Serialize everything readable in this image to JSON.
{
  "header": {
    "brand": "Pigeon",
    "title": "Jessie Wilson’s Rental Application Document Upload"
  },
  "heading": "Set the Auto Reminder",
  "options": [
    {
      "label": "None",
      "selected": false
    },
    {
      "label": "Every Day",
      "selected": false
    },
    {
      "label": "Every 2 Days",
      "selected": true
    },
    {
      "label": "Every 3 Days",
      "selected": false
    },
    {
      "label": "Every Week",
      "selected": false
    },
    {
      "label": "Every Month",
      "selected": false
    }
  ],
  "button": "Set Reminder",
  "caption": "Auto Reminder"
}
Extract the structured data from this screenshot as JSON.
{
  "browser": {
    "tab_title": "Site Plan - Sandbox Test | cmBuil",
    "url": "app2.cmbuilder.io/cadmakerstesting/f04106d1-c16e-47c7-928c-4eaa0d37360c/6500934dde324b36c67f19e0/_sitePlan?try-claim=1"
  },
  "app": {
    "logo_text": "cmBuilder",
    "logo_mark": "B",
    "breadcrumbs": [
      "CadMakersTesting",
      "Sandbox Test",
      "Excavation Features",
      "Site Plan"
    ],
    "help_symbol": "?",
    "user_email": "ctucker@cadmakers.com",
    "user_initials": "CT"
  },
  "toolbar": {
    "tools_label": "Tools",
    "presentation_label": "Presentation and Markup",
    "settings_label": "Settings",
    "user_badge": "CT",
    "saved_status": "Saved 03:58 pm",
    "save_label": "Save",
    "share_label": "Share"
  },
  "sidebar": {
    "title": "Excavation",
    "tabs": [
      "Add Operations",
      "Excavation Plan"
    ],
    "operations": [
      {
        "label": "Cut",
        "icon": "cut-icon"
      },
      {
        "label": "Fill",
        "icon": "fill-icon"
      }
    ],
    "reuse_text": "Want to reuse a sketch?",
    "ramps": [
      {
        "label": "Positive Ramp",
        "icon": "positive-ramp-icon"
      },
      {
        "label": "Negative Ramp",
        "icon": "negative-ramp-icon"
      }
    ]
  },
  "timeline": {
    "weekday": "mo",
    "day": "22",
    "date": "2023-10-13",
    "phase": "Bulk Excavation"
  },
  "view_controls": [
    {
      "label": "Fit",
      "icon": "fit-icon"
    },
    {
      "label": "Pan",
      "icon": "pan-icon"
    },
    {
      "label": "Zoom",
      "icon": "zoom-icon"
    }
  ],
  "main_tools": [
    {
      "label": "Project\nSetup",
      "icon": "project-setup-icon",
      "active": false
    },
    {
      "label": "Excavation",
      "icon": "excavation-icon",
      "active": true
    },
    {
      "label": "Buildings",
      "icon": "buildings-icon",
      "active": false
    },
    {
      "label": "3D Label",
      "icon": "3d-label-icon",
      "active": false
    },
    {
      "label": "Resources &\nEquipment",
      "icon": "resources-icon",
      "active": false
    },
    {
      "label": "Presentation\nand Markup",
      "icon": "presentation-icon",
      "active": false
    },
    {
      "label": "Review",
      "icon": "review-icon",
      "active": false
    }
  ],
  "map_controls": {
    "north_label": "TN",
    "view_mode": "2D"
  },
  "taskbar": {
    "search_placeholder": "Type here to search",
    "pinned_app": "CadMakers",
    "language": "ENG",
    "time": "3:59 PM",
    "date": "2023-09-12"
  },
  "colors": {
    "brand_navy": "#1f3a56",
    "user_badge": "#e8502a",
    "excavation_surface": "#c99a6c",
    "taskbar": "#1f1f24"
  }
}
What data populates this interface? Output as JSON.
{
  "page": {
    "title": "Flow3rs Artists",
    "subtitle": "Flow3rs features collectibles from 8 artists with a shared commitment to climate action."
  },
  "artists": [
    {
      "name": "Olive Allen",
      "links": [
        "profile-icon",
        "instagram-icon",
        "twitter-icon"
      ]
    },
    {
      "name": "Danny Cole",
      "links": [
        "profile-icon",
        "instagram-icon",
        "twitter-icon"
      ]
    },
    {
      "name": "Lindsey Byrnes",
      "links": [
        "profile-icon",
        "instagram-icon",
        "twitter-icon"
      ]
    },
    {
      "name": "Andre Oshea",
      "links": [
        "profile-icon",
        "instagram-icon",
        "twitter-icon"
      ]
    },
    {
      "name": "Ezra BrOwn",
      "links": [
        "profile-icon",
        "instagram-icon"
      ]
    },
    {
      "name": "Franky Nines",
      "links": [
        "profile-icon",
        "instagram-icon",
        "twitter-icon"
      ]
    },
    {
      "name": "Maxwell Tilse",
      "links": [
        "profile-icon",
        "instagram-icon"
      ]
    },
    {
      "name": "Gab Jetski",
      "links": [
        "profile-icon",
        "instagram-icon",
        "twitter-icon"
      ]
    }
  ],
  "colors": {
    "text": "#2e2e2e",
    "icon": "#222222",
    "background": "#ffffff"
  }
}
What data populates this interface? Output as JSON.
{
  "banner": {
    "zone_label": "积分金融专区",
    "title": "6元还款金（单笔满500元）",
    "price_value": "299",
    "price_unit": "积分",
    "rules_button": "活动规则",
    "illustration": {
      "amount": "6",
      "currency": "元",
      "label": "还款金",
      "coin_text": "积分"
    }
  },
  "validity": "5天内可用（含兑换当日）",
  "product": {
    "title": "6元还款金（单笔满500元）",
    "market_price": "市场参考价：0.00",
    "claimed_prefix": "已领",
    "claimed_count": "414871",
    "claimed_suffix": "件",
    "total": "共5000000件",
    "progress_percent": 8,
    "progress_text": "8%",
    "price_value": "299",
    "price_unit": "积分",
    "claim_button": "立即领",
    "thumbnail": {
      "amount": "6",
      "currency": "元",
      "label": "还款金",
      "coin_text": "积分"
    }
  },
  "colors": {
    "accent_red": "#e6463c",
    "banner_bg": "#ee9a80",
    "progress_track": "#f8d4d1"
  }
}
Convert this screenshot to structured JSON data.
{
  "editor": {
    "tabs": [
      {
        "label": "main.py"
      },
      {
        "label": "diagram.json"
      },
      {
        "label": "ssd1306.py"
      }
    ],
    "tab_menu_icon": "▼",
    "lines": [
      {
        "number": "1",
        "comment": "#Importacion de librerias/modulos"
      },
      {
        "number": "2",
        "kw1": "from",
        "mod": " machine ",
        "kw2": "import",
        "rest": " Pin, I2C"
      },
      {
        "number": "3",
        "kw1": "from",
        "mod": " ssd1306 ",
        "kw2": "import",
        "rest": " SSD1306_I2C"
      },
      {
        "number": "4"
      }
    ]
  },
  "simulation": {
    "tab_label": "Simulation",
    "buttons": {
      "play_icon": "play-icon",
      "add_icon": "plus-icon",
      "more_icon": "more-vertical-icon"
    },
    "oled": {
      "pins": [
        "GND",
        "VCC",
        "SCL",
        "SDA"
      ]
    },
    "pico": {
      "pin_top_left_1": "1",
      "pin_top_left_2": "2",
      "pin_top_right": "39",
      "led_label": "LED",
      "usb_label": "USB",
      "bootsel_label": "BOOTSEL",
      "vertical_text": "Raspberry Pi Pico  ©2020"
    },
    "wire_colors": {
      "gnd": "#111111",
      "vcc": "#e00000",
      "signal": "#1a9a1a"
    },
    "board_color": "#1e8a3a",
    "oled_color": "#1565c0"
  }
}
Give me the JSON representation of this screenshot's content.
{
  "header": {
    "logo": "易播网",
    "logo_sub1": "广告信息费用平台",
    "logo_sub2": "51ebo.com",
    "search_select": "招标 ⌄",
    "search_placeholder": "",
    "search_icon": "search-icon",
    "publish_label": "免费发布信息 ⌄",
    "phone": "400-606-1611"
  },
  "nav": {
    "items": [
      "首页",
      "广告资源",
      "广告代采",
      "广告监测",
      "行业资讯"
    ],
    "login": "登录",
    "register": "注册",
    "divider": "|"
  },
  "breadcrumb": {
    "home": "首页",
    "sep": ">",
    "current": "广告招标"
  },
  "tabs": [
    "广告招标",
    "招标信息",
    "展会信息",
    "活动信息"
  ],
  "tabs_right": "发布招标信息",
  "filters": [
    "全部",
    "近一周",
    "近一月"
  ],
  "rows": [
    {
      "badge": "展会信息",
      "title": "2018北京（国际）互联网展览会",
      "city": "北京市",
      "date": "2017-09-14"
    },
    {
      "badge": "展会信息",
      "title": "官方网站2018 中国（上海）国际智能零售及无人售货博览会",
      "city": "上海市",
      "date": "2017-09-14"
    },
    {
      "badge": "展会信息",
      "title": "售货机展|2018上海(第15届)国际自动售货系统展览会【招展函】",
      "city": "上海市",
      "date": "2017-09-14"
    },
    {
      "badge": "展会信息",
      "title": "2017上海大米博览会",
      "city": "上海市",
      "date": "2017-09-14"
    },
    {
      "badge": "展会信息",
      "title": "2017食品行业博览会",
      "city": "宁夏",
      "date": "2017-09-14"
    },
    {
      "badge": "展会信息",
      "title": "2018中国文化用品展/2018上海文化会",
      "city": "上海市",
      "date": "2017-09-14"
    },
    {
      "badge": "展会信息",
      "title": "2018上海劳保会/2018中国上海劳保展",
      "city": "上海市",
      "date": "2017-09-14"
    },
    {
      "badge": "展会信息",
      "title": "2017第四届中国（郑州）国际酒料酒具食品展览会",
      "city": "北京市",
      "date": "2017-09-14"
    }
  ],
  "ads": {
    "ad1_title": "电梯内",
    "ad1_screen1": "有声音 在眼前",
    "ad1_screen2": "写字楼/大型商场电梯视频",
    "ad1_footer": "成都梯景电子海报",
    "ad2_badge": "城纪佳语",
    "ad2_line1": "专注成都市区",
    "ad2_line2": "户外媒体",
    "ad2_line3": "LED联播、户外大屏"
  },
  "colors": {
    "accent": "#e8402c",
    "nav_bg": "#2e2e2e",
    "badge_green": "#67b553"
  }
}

++++++++

THE TASK: Each line in the listing above that contains "Days" should be copied.

TASK SOLUTION:
      "label": "Every 2 Days",
      "label": "Every 3 Days",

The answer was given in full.